** start of DATA PROVIDED **
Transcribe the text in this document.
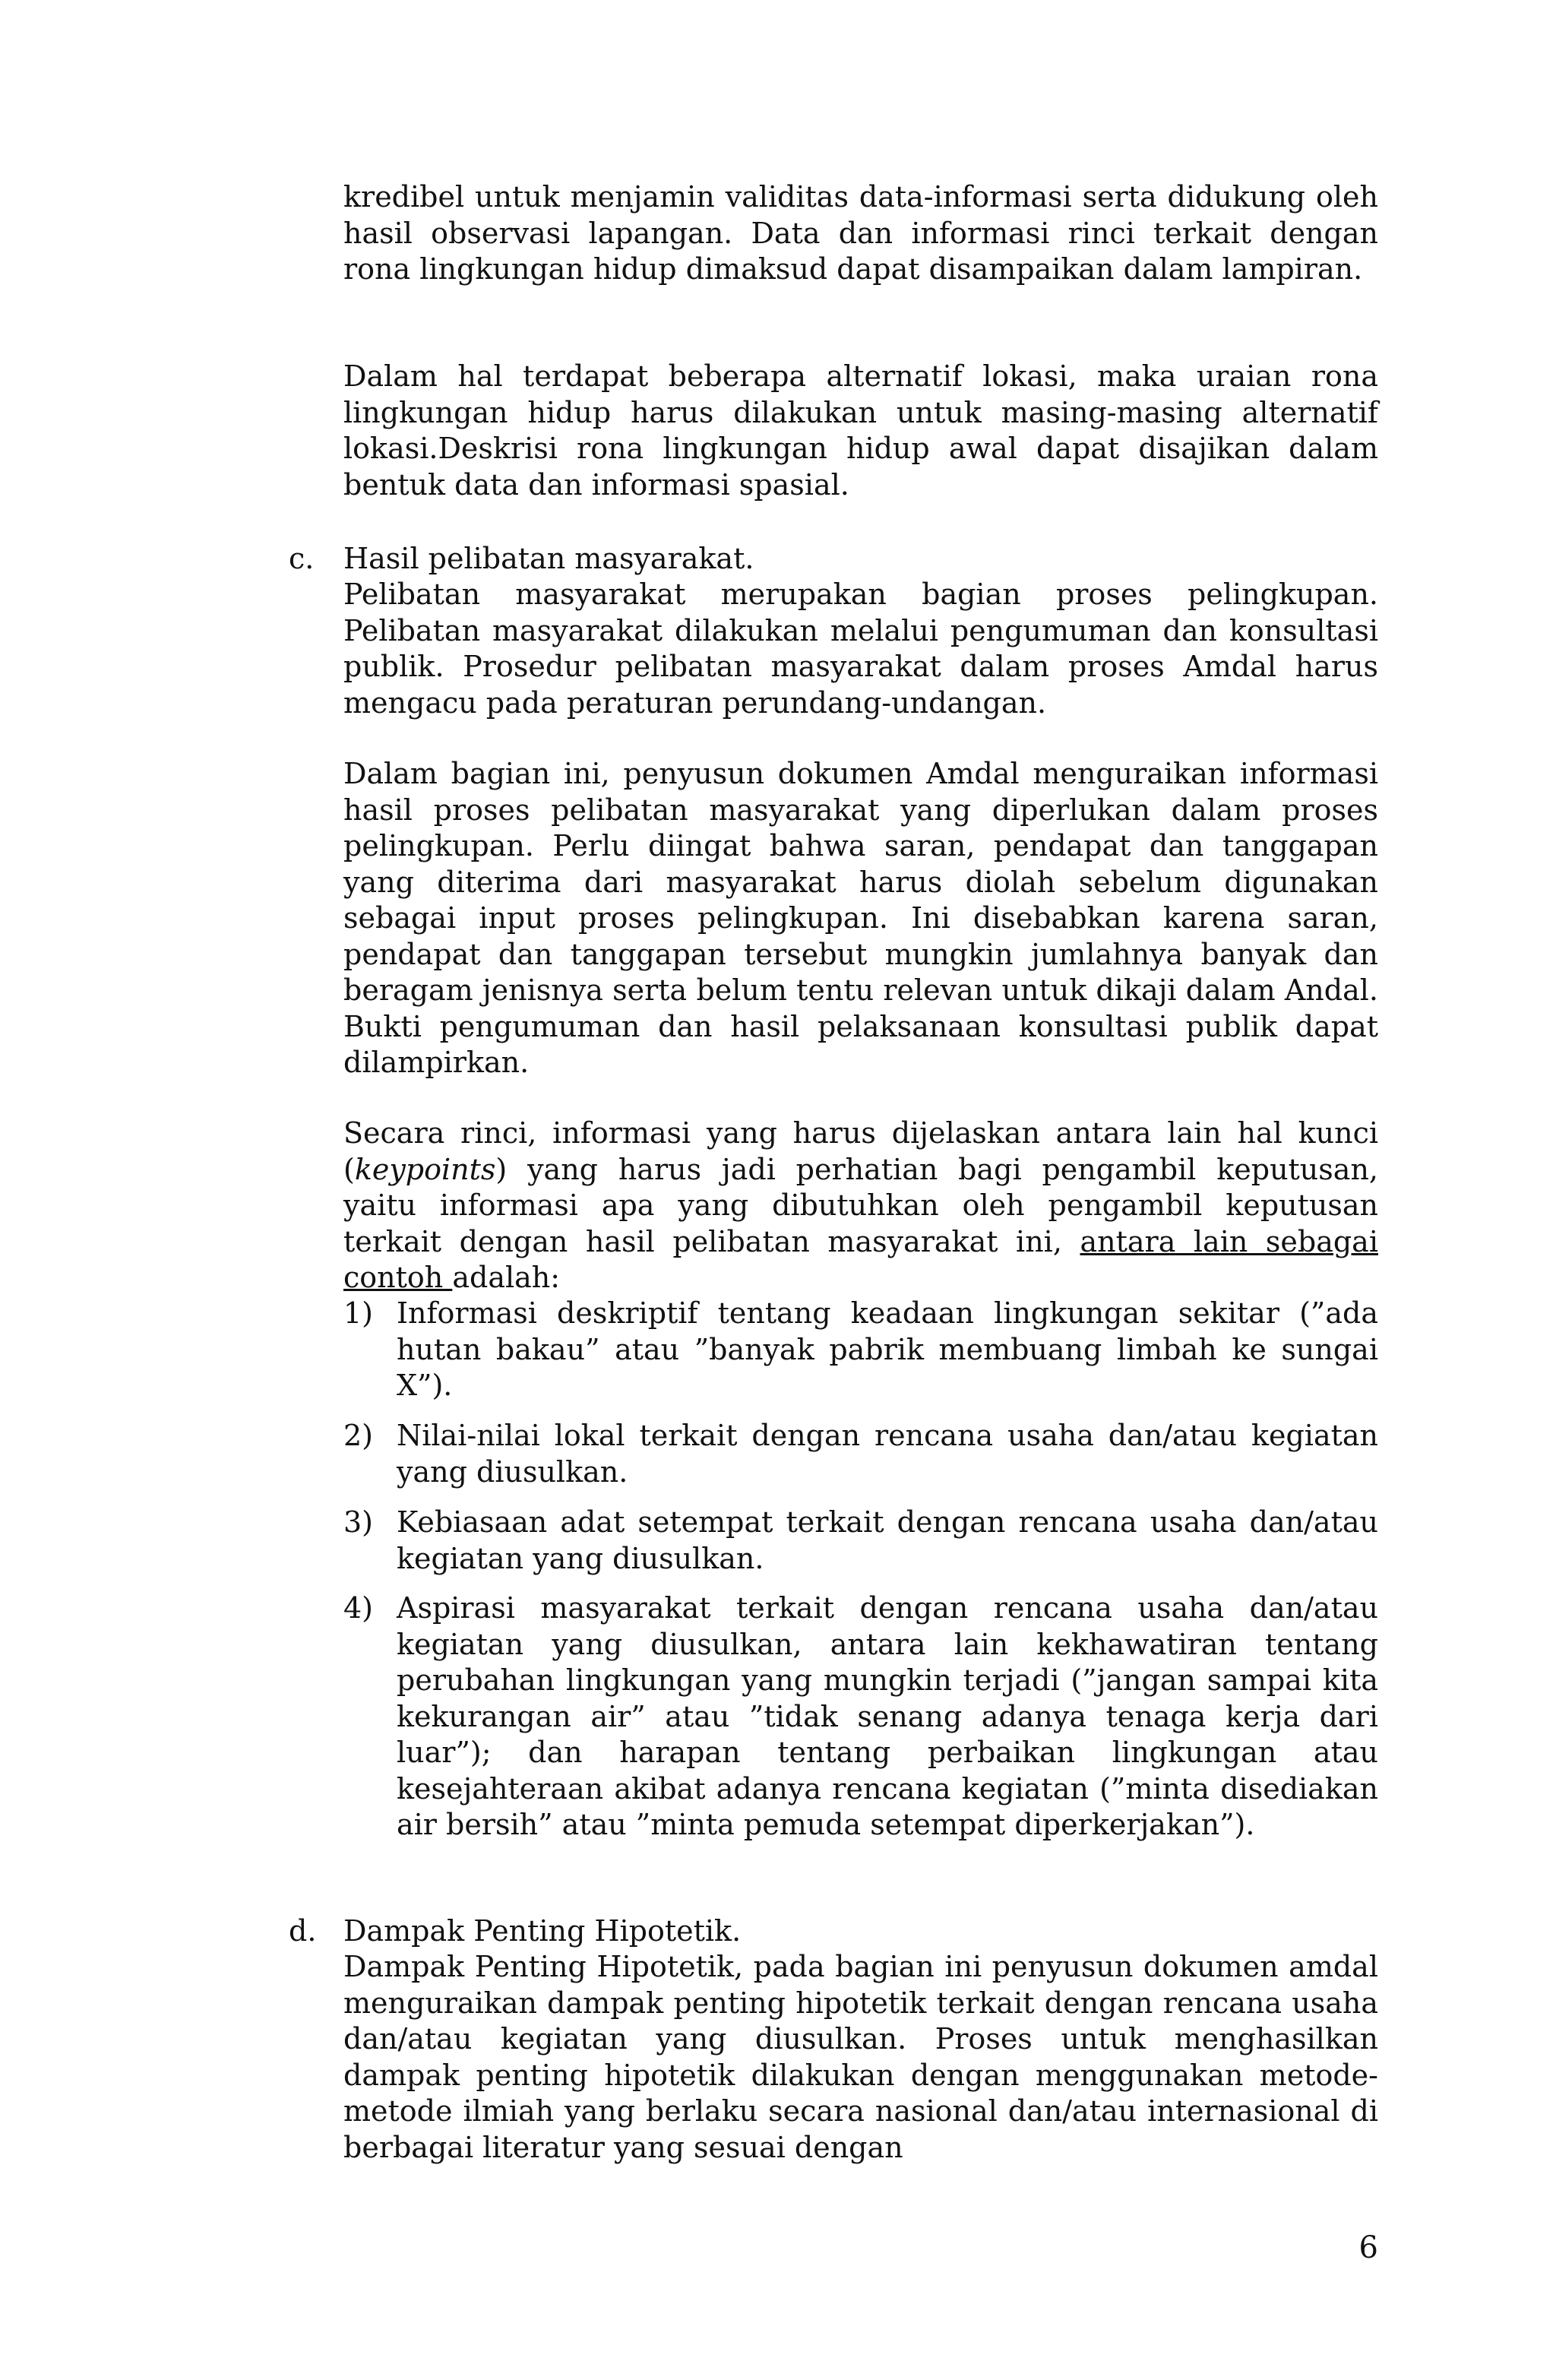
kredibel untuk menjamin validitas data-informasi serta didukung oleh hasil observasi lapangan. Data dan informasi rinci terkait dengan rona lingkungan hidup dimaksud dapat disampaikan dalam lampiran.

Dalam hal terdapat beberapa alternatif lokasi, maka uraian rona lingkungan hidup harus dilakukan untuk masing-masing alternatif lokasi.Deskrisi rona lingkungan hidup awal dapat disajikan dalam bentuk data dan informasi spasial.

c. Hasil pelibatan masyarakat.

Pelibatan masyarakat merupakan bagian proses pelingkupan. Pelibatan masyarakat dilakukan melalui pengumuman dan konsultasi publik. Prosedur pelibatan masyarakat dalam proses Amdal harus mengacu pada peraturan perundang-undangan.

Dalam bagian ini, penyusun dokumen Amdal menguraikan informasi hasil proses pelibatan masyarakat yang diperlukan dalam proses pelingkupan. Perlu diingat bahwa saran, pendapat dan tanggapan yang diterima dari masyarakat harus diolah sebelum digunakan sebagai input proses pelingkupan. Ini disebabkan karena saran, pendapat dan tanggapan tersebut mungkin jumlahnya banyak dan beragam jenisnya serta belum tentu relevan untuk dikaji dalam Andal. Bukti pengumuman dan hasil pelaksanaan konsultasi publik dapat dilampirkan.

Secara rinci, informasi yang harus dijelaskan antara lain hal kunci (keypoints) yang harus jadi perhatian bagi pengambil keputusan, yaitu informasi apa yang dibutuhkan oleh pengambil keputusan terkait dengan hasil pelibatan masyarakat ini, antara lain sebagai contoh adalah:

1) Informasi deskriptif tentang keadaan lingkungan sekitar (”ada hutan bakau” atau ”banyak pabrik membuang limbah ke sungai X”).
2) Nilai-nilai lokal terkait dengan rencana usaha dan/atau kegiatan yang diusulkan.
3) Kebiasaan adat setempat terkait dengan rencana usaha dan/atau kegiatan yang diusulkan.
4) Aspirasi masyarakat terkait dengan rencana usaha dan/atau kegiatan yang diusulkan, antara lain kekhawatiran tentang perubahan lingkungan yang mungkin terjadi (”jangan sampai kita kekurangan air” atau ”tidak senang adanya tenaga kerja dari luar”); dan harapan tentang perbaikan lingkungan atau kesejahteraan akibat adanya rencana kegiatan (”minta disediakan air bersih” atau ”minta pemuda setempat diperkerjakan”).
d. Dampak Penting Hipotetik.

Dampak Penting Hipotetik, pada bagian ini penyusun dokumen amdal menguraikan dampak penting hipotetik terkait dengan rencana usaha dan/atau kegiatan yang diusulkan. Proses untuk menghasilkan dampak penting hipotetik dilakukan dengan menggunakan metode-metode ilmiah yang berlaku secara nasional dan/atau internasional di berbagai literatur yang sesuai dengan

6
** end of DATA PROVIDED **
> WHAT YOU WILL DO: Write out every line of the entries that holds the word "pelibatan".

> WRITTEN SOLUTION:
c. Hasil pelibatan masyarakat.
Pelibatan masyarakat merupakan bagian proses pelingkupan. Pelibatan masyarakat dilakukan melalui pengumuman dan konsultasi publik. Prosedur pelibatan masyarakat dalam proses Amdal harus mengacu pada peraturan perundang-undangan.
Dalam bagian ini, penyusun dokumen Amdal menguraikan informasi hasil proses pelibatan masyarakat yang diperlukan dalam proses pelingkupan. Perlu diingat bahwa saran, pendapat dan tanggapan yang diterima dari masyarakat harus diolah sebelum digunakan sebagai input proses pelingkupan. Ini disebabkan karena saran, pendapat dan tanggapan tersebut mungkin jumlahnya banyak dan beragam jenisnya serta belum tentu relevan untuk dikaji dalam Andal. Bukti pengumuman dan hasil pelaksanaan konsultasi publik dapat dilampirkan.
Secara rinci, informasi yang harus dijelaskan antara lain hal kunci (keypoints) yang harus jadi perhatian bagi pengambil keputusan, yaitu informasi apa yang dibutuhkan oleh pengambil keputusan terkait dengan hasil pelibatan masyarakat ini, antara lain sebagai contoh adalah:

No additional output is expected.